• ENTRIES PROVIDED
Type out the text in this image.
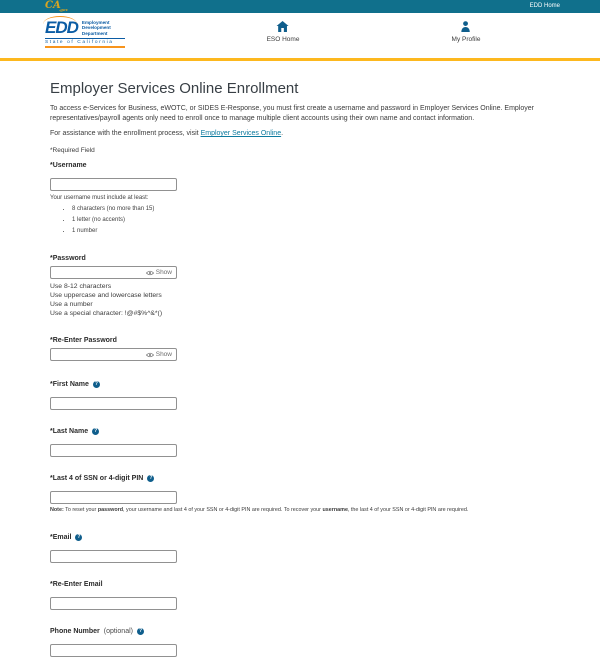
$CA_{.gov}$
EDD Home
EDD Employment
Development
Department
State of California	ESO Home	My Profile
Employer Services Online Enrollment

To access e-Services for Business, eWOTC, or SIDES E-Response, you must first create a username and password in Employer Services Online. Employer representatives/payroll agents only need to enroll once to manage multiple client accounts using their own name and contact information.

For assistance with the enrollment process, visit Employer Services Online.

*Required Field
*Username
Your username must include at least:
• 8 characters (no more than 15)
• 1 letter (no accents)
• 1 number
*Password
Show
Use 8-12 characters
Use uppercase and lowercase letters
Use a number
Use a special character: !@#$%^&*()
*Re-Enter Password
Show
*First Name	?
*Last Name	?
*Last 4 of SSN or 4-digit PIN	?
Note: To reset your password, your username and last 4 of your SSN or 4-digit PIN are required. To recover your username, the last 4 of your SSN or 4-digit PIN are required.
*Email	?
*Re-Enter Email
Phone Number (optional)	?
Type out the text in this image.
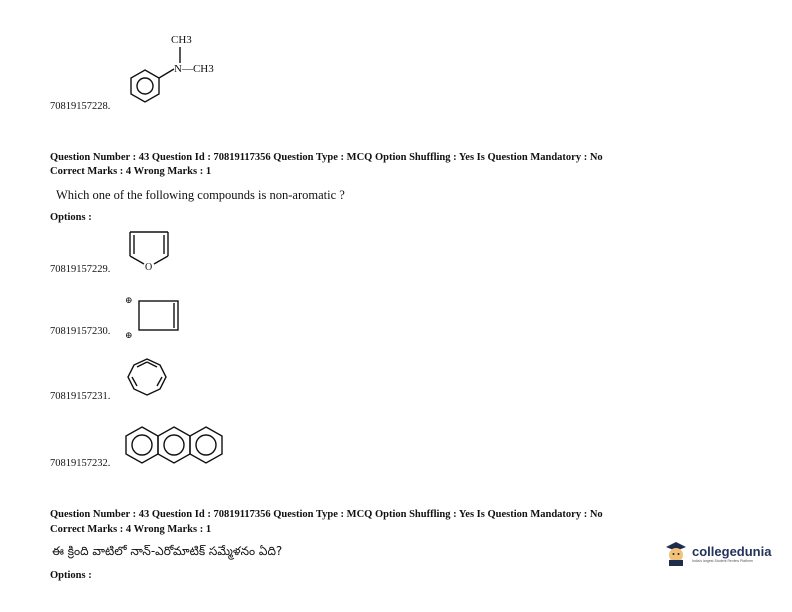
CH3
N—CH3
70819157228.
Question Number : 43 Question Id : 70819117356 Question Type : MCQ Option Shuffling : Yes Is Question Mandatory : No
Correct Marks : 4 Wrong Marks : 1
Which one of the following compounds is non-aromatic ?
Options :
O
70819157229.
⊕
⊕
70819157230.
70819157231.
70819157232.
Question Number : 43 Question Id : 70819117356 Question Type : MCQ Option Shuffling : Yes Is Question Mandatory : No
Correct Marks : 4 Wrong Marks : 1
ఈ క్రింది వాటిలో నాన్-ఎరోమాటిక్ సమ్మేళనం ఏది?
Options :
collegedunia
India's largest Student Review Platform
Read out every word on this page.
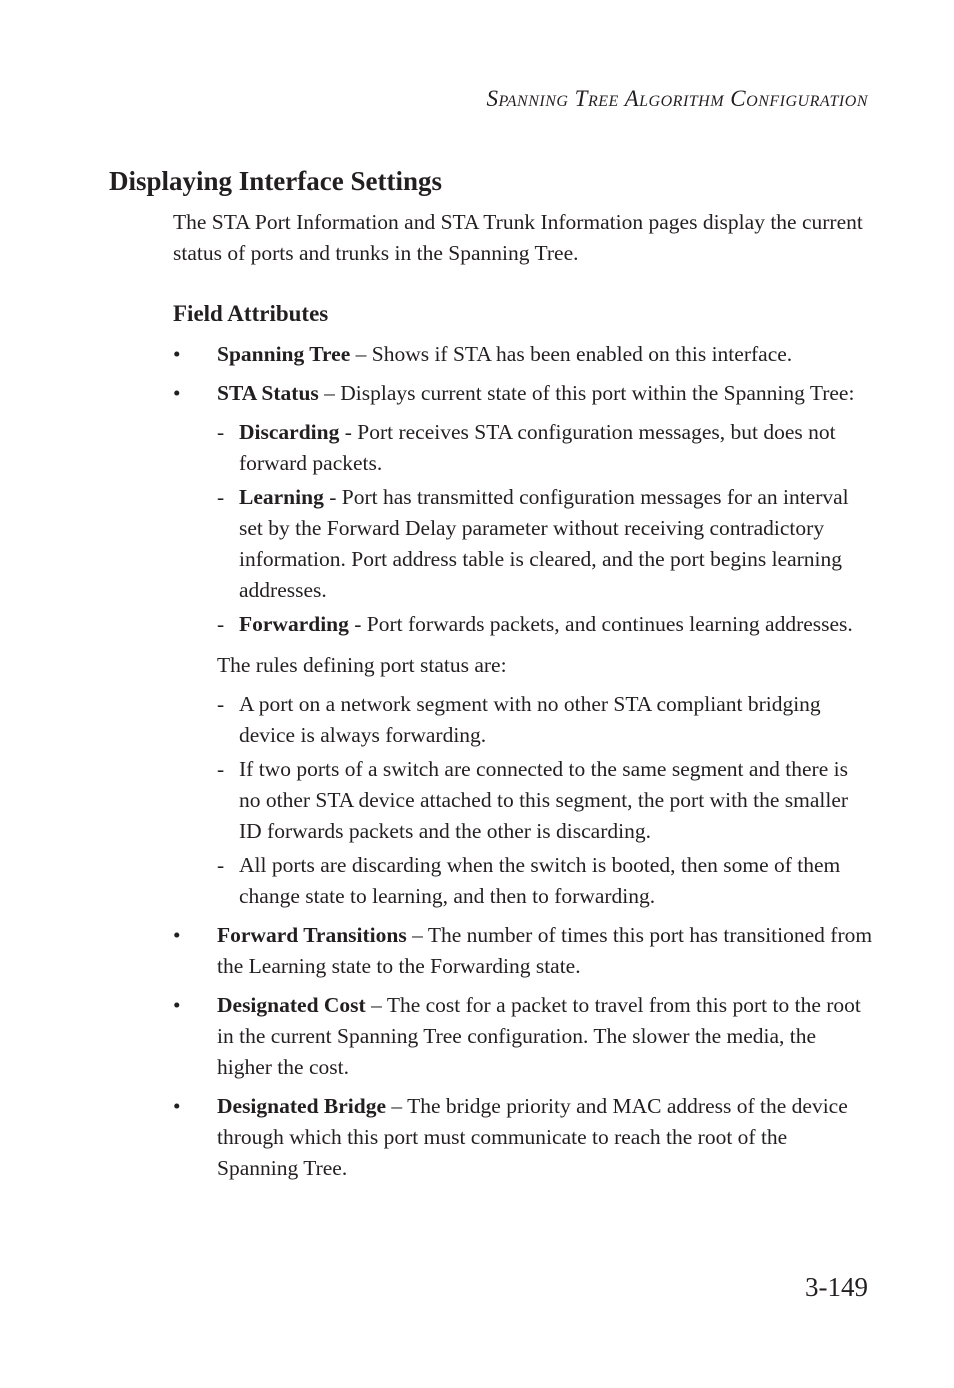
Spanning Tree Algorithm Configuration
Displaying Interface Settings

The STA Port Information and STA Trunk Information pages display the current status of ports and trunks in the Spanning Tree.

Field Attributes
• Spanning Tree – Shows if STA has been enabled on this interface.
• STA Status – Displays current state of this port within the Spanning Tree:
- Discarding - Port receives STA configuration messages, but does not forward packets.
- Learning - Port has transmitted configuration messages for an interval set by the Forward Delay parameter without receiving contradictory information. Port address table is cleared, and the port begins learning addresses.
- Forwarding - Port forwards packets, and continues learning addresses.
The rules defining port status are:
- A port on a network segment with no other STA compliant bridging device is always forwarding.
- If two ports of a switch are connected to the same segment and there is no other STA device attached to this segment, the port with the smaller ID forwards packets and the other is discarding.
- All ports are discarding when the switch is booted, then some of them change state to learning, and then to forwarding.
• Forward Transitions – The number of times this port has transitioned from the Learning state to the Forwarding state.
• Designated Cost – The cost for a packet to travel from this port to the root in the current Spanning Tree configuration. The slower the media, the higher the cost.
• Designated Bridge – The bridge priority and MAC address of the device through which this port must communicate to reach the root of the Spanning Tree.
3-149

• YOUR GOAL
Look through the entries above; copy every line holding the string "device".

• TASK SOLUTION
- A port on a network segment with no other STA compliant bridging device is always forwarding.
- If two ports of a switch are connected to the same segment and there is no other STA device attached to this segment, the port with the smaller ID forwards packets and the other is discarding.
• Designated Bridge – The bridge priority and MAC address of the device through which this port must communicate to reach the root of the Spanning Tree.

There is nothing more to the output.